*PROBLEM DESCRIPTION*: Copy the rows from the line containing "Extract all elements" through the line containing "law-check-link[interactable]: 지역사랑상품권 법률", substituting "graphic" for "illustration" and leaving everything else untouched.

*RECORDS PROVIDED*:
-*-*-

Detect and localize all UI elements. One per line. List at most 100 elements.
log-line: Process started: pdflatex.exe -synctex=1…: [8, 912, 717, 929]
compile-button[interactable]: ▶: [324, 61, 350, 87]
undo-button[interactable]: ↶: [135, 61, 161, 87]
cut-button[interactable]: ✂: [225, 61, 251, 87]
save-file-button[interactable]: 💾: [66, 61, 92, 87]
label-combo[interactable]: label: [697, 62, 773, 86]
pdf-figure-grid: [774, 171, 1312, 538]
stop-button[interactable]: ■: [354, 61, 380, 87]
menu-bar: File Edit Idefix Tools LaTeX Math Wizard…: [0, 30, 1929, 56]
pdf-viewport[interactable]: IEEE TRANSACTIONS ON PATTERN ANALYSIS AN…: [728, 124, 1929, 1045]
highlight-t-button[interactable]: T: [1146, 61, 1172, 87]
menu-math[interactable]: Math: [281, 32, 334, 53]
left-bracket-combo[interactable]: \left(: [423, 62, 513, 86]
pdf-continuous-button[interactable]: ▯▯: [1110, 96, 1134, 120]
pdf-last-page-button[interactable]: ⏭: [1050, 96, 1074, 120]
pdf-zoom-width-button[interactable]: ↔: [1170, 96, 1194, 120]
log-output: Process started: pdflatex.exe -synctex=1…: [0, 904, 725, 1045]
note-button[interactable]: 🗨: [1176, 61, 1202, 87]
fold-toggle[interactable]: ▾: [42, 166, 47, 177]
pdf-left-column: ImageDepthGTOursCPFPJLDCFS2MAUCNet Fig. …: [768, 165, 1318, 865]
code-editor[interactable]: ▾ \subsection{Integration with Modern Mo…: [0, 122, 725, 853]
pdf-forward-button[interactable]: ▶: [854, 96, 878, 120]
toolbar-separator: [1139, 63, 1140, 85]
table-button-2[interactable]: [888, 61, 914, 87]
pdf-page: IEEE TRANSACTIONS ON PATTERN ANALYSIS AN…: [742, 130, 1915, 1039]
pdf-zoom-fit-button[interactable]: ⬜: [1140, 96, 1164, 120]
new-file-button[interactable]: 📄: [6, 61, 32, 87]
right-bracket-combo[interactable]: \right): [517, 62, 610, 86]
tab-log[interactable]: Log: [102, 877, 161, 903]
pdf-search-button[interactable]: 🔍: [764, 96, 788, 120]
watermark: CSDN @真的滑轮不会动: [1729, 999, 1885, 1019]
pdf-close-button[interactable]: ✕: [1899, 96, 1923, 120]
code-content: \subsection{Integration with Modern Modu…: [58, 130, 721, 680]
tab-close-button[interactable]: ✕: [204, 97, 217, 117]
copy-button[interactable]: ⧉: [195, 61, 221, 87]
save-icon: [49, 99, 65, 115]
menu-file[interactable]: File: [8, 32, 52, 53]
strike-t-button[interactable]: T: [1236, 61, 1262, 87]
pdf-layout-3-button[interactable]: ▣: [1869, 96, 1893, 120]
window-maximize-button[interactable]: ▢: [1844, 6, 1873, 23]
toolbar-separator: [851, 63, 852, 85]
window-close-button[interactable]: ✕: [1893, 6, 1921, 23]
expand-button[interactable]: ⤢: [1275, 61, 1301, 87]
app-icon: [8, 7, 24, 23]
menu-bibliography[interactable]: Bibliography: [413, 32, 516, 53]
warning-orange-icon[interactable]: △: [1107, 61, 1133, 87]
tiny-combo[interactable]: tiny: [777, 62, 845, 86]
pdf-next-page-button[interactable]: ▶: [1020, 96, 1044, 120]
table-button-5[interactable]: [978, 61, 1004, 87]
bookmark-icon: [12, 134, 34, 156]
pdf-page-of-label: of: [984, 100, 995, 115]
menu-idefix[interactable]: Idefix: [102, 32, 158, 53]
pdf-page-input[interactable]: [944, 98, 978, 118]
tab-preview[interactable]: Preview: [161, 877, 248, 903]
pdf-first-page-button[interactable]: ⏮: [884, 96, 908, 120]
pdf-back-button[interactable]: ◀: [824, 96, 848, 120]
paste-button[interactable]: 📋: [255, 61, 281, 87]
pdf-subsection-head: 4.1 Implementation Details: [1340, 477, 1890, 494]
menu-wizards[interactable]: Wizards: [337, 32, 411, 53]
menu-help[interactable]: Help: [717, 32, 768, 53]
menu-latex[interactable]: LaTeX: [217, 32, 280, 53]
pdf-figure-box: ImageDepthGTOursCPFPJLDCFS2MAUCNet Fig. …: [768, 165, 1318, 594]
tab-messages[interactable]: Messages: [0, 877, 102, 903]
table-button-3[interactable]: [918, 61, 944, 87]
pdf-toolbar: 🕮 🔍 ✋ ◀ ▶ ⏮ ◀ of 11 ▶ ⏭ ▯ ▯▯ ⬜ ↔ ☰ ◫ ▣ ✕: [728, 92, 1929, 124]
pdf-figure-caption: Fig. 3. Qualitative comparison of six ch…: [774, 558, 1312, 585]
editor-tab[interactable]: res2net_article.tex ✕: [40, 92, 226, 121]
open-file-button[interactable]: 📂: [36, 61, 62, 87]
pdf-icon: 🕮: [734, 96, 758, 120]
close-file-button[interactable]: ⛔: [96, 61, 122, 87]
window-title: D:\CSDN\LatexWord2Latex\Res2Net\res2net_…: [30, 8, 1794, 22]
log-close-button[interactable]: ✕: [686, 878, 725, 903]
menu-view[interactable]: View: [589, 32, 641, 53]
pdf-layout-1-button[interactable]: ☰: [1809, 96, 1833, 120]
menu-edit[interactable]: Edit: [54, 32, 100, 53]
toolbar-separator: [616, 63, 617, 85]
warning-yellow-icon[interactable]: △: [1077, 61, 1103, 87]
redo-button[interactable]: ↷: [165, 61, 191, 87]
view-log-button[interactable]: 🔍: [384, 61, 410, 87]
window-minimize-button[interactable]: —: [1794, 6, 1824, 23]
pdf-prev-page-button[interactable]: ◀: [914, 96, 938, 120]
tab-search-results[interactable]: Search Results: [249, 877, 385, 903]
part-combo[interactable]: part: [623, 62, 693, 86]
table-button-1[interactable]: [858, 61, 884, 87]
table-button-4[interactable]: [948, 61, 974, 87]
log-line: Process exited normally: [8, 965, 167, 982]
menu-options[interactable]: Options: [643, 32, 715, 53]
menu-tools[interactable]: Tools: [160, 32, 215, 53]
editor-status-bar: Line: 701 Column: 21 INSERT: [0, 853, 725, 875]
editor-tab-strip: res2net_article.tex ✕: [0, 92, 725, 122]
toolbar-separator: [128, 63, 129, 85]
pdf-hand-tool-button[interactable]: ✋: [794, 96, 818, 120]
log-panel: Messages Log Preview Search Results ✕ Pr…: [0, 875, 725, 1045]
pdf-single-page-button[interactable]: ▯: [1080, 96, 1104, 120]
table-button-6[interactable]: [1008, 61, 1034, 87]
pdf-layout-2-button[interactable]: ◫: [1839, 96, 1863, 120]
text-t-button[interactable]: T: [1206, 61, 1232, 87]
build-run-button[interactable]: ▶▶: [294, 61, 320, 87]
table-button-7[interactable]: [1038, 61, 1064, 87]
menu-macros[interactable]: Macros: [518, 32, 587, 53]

-*-*-

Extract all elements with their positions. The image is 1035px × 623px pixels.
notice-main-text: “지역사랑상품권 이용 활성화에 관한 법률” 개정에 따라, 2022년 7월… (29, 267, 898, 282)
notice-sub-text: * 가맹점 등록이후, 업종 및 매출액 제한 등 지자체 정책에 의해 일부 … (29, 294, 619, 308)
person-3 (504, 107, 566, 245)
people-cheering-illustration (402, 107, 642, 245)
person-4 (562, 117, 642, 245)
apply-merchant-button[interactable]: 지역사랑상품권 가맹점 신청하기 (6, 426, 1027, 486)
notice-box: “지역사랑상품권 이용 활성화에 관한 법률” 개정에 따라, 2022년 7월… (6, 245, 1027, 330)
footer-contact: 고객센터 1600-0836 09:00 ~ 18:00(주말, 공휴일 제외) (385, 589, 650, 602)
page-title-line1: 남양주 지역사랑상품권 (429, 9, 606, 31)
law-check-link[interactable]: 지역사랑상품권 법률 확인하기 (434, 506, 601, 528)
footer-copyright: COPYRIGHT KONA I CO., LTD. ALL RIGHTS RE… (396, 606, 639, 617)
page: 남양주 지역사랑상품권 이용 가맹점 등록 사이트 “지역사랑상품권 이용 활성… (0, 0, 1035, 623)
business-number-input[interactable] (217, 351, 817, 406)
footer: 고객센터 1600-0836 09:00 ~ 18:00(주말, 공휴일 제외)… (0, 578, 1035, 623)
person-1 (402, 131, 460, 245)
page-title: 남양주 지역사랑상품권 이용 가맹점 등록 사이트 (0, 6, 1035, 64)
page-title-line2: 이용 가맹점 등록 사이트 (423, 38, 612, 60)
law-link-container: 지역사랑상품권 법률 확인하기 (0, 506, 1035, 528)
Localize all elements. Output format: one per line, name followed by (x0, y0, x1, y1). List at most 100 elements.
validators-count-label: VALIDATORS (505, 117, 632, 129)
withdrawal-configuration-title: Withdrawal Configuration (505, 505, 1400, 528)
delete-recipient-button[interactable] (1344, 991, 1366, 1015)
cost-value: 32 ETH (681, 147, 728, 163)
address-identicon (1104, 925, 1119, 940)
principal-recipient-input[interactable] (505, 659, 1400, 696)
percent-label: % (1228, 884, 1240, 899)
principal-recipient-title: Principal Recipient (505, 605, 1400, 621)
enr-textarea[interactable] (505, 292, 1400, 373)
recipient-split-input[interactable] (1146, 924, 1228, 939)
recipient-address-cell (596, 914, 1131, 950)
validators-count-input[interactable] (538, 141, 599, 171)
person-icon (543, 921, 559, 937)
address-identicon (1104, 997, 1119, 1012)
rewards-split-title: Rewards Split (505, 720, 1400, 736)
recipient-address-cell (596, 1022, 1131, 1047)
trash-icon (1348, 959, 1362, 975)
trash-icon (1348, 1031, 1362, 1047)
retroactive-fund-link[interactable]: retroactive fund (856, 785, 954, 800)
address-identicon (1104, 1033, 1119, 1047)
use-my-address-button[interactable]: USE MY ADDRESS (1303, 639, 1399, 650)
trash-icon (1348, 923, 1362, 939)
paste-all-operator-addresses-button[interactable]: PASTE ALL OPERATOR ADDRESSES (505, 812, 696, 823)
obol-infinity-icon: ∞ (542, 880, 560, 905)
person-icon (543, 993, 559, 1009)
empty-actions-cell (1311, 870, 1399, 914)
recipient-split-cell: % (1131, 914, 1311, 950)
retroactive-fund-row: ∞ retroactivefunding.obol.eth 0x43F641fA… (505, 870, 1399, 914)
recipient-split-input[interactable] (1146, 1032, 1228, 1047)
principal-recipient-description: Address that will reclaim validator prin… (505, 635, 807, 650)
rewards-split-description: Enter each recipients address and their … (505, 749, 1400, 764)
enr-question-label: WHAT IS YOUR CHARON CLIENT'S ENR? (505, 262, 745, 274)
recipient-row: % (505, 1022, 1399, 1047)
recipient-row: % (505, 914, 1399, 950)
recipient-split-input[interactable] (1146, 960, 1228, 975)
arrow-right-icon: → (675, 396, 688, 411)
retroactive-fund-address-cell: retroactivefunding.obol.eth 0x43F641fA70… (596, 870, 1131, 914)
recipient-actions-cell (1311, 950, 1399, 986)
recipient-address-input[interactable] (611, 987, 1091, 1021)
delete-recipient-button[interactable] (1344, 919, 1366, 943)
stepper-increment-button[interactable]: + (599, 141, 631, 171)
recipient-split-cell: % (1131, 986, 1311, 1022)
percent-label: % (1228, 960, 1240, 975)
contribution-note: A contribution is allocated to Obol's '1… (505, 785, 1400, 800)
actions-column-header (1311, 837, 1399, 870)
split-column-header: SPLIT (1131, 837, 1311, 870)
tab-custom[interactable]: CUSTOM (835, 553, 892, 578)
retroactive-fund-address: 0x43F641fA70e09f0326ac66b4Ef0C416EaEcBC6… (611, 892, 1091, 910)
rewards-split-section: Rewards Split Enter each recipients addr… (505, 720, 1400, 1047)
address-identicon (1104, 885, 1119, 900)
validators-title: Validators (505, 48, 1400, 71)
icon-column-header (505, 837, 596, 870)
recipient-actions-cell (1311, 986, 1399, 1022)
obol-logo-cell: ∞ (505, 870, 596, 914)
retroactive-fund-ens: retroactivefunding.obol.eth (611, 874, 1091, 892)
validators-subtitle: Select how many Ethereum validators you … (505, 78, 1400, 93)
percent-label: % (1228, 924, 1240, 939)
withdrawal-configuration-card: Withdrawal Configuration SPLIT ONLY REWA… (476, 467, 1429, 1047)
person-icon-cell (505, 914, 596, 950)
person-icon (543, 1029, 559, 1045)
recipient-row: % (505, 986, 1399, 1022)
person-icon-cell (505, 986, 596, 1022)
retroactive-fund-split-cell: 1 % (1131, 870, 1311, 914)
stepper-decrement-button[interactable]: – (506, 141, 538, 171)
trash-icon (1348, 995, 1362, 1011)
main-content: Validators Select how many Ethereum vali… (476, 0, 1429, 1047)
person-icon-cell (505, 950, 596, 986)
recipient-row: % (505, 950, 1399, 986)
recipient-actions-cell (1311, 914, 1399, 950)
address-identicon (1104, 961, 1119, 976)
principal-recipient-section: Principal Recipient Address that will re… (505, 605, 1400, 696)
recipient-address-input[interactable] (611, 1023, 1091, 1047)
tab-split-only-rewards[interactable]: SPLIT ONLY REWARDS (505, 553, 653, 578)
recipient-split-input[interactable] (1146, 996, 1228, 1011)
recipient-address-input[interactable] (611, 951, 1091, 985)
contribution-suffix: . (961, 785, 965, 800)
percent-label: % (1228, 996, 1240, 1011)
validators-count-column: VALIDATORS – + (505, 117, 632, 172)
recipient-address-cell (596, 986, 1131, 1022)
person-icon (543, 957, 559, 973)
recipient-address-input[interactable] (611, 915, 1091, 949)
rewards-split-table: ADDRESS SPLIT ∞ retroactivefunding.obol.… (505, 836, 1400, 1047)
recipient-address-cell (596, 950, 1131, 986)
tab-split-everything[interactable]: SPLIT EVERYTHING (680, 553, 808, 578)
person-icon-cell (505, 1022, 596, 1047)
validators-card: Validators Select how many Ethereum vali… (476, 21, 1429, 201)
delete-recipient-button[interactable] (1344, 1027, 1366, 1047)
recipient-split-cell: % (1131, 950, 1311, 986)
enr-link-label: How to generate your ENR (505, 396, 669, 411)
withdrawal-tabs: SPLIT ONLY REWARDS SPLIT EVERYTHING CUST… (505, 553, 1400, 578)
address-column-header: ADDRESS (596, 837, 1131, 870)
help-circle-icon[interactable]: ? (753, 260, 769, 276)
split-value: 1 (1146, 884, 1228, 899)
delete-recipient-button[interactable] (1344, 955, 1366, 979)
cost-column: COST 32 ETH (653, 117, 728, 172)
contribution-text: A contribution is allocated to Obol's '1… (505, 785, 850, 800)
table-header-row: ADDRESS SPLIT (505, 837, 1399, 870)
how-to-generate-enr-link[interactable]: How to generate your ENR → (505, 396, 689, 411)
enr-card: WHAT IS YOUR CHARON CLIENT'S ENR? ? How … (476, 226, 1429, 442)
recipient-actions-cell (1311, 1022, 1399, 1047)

-*-*-

*ANSWER TO THE EXERCISE*:
Extract all elements with their positions. The image is 1035px × 623px pixels.
notice-main-text: “지역사랑상품권 이용 활성화에 관한 법률” 개정에 따라, 2022년 7월… (29, 267, 898, 282)
notice-sub-text: * 가맹점 등록이후, 업종 및 매출액 제한 등 지자체 정책에 의해 일부 … (29, 294, 619, 308)
person-3 (504, 107, 566, 245)
people-cheering-graphic (402, 107, 642, 245)
person-4 (562, 117, 642, 245)
apply-merchant-button[interactable]: 지역사랑상품권 가맹점 신청하기 (6, 426, 1027, 486)
notice-box: “지역사랑상품권 이용 활성화에 관한 법률” 개정에 따라, 2022년 7월… (6, 245, 1027, 330)
footer-contact: 고객센터 1600-0836 09:00 ~ 18:00(주말, 공휴일 제외) (385, 589, 650, 602)
page-title-line1: 남양주 지역사랑상품권 (429, 9, 606, 31)
law-check-link[interactable]: 지역사랑상품권 법률 확인하기 (434, 506, 601, 528)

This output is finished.